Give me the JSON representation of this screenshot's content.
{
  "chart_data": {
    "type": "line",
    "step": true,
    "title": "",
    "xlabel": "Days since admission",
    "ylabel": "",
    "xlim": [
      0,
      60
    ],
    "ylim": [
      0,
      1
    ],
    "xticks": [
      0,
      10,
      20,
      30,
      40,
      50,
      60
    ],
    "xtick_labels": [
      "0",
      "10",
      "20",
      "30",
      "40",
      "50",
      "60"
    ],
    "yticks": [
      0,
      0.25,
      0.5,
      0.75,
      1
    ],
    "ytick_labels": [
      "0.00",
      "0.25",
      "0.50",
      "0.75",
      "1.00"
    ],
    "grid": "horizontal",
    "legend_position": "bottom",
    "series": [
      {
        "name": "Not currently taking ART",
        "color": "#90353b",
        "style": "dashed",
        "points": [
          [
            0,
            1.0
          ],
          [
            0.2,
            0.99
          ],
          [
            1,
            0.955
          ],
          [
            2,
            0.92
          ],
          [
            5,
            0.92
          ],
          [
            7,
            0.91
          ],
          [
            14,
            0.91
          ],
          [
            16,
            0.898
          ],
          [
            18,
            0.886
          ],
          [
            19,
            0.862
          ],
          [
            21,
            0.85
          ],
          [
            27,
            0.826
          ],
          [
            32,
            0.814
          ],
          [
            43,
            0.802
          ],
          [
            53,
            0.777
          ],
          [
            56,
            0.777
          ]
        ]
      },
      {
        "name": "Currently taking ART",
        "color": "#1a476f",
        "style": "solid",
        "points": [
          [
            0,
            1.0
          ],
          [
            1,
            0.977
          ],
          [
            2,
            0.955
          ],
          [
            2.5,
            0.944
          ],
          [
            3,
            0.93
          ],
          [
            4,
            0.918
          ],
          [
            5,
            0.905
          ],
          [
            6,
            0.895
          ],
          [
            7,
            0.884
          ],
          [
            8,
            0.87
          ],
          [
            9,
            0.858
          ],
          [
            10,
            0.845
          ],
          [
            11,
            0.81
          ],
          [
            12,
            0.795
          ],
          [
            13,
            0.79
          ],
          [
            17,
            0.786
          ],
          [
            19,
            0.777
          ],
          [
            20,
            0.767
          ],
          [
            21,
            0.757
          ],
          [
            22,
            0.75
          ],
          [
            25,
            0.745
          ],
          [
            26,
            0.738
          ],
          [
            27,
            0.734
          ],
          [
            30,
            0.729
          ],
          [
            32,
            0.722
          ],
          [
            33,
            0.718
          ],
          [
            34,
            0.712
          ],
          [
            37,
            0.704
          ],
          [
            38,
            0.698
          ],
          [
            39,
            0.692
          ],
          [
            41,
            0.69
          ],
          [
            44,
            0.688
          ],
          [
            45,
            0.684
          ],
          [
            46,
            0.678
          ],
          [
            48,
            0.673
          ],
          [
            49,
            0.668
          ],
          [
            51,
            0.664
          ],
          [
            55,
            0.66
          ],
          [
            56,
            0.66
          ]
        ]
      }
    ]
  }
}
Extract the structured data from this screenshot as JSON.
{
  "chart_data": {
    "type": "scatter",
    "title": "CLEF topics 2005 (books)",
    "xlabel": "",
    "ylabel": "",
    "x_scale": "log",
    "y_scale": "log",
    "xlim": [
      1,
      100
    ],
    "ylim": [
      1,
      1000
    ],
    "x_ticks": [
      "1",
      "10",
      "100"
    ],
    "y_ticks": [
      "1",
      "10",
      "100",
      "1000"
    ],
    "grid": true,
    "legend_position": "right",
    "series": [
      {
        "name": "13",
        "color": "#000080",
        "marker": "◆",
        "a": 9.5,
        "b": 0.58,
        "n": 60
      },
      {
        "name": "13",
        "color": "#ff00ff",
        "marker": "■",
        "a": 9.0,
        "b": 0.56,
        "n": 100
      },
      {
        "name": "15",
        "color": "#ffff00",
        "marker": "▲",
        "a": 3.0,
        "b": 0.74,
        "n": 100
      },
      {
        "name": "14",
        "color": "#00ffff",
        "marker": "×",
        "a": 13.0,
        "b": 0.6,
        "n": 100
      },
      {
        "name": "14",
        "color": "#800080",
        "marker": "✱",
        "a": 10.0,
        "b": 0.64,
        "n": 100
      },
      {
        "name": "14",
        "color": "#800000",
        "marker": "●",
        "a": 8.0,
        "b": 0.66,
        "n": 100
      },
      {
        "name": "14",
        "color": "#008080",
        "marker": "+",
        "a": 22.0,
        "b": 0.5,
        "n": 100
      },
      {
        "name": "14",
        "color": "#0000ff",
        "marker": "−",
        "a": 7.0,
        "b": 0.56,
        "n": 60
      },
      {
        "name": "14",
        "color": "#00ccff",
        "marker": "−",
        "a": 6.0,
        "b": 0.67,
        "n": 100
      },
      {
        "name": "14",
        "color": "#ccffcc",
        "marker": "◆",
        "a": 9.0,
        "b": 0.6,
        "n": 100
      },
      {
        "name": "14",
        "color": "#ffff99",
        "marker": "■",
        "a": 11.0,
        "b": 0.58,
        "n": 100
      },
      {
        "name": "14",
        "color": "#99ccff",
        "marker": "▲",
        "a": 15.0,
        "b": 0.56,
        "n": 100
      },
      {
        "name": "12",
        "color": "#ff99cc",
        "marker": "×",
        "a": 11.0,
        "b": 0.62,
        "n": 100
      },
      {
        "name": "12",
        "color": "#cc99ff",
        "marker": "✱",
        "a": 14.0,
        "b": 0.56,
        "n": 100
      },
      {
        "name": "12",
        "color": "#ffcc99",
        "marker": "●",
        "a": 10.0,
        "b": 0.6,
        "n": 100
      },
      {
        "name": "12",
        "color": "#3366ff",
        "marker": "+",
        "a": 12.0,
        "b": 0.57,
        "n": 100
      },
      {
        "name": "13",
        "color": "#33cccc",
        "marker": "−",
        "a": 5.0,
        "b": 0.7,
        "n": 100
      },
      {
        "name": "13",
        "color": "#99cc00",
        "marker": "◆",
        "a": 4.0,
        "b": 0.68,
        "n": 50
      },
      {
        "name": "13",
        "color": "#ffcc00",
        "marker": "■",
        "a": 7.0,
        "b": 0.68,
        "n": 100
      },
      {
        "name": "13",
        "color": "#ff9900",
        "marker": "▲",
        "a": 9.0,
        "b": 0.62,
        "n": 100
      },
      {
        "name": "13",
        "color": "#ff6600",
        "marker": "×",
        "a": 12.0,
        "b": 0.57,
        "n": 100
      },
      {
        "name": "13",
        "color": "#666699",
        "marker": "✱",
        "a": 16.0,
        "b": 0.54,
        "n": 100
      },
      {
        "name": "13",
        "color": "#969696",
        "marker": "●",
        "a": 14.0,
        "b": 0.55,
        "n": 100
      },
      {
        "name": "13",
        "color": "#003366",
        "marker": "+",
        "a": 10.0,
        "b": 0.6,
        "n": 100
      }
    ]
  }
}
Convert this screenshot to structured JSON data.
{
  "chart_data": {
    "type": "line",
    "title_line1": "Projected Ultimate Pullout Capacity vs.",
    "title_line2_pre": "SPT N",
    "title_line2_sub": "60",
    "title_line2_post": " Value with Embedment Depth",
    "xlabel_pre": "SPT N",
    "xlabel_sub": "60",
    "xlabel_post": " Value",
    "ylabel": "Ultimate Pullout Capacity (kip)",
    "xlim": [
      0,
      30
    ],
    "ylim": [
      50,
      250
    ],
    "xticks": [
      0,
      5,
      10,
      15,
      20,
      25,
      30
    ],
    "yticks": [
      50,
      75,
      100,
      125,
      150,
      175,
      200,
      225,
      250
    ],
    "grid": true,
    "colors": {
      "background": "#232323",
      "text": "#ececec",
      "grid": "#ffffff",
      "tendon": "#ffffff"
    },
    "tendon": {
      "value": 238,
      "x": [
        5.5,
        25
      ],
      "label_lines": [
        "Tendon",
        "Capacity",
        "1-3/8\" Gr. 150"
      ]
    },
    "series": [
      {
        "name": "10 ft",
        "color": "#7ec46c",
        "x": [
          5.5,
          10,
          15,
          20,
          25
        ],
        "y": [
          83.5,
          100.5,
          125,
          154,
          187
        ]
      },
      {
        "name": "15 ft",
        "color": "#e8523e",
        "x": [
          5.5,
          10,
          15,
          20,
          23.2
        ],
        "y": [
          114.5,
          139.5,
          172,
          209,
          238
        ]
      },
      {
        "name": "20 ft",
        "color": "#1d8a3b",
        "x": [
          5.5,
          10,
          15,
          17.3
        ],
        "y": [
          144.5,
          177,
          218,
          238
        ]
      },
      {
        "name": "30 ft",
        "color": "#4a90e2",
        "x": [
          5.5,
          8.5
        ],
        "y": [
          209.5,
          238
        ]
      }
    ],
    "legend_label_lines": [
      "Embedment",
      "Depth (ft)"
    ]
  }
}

--------------------

(Your goal): State how many lines of the listing include the word "screenshot". Reply with the number alone.

(Response for this exercise): 3